--- DATA ---
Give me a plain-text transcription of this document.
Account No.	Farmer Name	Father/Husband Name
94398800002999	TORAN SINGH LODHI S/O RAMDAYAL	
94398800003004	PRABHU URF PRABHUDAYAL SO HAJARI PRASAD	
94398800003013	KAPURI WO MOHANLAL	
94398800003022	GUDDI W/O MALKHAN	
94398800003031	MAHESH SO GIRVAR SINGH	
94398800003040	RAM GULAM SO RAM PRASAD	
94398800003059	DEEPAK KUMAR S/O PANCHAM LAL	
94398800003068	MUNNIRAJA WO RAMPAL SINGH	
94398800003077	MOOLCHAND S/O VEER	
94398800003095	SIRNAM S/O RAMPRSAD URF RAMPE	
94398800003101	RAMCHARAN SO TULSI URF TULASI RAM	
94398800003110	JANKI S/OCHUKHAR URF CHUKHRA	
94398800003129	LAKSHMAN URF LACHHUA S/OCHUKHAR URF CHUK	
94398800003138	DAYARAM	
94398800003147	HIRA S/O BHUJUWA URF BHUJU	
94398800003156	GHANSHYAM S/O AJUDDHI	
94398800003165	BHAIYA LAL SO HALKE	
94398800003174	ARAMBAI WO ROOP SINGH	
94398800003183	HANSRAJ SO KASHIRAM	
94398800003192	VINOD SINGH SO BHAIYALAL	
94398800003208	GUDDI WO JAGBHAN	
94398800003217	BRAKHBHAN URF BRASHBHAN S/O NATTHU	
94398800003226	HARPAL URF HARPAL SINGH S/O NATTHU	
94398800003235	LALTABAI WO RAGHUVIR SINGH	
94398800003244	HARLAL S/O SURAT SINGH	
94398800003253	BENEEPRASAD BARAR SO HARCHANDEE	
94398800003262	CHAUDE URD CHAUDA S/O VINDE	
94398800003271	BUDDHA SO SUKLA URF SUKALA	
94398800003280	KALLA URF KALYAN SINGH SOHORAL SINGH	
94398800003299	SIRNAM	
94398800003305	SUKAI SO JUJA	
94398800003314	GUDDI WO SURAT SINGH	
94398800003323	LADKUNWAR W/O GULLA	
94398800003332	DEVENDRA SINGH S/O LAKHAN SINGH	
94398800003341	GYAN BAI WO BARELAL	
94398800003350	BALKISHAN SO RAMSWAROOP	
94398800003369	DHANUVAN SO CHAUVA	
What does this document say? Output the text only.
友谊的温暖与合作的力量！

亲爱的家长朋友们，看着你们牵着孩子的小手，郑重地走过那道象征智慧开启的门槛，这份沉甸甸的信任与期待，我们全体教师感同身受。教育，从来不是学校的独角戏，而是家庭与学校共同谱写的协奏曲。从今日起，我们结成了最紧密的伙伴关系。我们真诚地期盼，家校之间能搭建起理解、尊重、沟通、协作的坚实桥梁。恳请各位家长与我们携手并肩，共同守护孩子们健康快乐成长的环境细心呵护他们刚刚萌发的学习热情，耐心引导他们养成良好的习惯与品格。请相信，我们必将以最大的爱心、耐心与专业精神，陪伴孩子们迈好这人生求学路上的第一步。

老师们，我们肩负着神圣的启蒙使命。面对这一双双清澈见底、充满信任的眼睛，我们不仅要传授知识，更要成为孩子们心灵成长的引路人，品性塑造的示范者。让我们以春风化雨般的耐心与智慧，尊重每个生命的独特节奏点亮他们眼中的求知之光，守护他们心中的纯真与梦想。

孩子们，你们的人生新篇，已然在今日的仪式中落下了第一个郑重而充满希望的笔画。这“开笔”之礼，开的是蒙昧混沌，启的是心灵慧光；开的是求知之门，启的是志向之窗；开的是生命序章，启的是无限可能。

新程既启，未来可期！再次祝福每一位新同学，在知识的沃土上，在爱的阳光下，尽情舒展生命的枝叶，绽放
---
EXERCISE INSTRUCTIONS: Copy in full each line that holds the word "document".

WRITTEN SOLUTION:
Give me a plain-text transcription of this document.
What does this document say? Output the text only.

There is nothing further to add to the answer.